#### Your objective:
Search the material for the string "nubi" and copy each line where it occurs.

#### Listed entries:
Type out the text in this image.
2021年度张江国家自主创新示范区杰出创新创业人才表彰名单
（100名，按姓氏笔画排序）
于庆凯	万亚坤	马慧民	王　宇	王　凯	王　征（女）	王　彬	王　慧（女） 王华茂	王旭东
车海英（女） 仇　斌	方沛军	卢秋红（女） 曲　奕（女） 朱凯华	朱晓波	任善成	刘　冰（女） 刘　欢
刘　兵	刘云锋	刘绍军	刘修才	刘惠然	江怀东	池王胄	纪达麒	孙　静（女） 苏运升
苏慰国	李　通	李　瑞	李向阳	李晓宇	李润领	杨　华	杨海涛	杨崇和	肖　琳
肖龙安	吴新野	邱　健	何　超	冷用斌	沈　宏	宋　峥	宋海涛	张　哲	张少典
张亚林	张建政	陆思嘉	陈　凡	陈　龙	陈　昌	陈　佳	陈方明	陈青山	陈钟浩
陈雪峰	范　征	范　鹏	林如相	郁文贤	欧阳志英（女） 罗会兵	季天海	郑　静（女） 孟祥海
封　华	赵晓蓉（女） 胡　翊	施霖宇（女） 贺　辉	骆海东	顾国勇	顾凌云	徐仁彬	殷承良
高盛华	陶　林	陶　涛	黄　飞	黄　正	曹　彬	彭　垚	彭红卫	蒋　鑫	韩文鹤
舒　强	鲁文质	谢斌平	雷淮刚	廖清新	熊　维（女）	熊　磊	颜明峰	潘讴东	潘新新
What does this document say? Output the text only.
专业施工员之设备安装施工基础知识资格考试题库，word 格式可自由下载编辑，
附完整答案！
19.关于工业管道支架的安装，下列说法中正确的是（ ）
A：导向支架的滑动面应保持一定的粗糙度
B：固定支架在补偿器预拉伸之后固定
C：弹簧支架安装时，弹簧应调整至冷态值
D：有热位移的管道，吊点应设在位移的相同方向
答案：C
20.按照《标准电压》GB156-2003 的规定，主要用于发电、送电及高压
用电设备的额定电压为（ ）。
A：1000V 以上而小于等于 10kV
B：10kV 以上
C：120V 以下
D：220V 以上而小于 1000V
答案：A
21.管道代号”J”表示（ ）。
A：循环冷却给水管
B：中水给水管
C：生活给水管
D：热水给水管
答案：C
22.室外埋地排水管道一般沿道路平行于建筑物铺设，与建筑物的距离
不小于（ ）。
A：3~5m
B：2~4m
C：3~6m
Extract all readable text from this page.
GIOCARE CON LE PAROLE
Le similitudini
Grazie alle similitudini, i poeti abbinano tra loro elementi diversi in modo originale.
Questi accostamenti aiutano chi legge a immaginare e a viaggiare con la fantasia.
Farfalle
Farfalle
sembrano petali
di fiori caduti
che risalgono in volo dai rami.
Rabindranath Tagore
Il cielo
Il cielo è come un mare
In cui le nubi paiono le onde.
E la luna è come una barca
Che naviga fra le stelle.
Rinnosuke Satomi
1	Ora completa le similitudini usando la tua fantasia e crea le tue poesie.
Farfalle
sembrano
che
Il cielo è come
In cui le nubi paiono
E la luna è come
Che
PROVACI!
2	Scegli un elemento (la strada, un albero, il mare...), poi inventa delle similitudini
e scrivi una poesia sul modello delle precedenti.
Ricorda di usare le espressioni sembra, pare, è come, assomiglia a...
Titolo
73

#### Task response:
In cui le nubi paiono le onde.
In cui le nubi paiono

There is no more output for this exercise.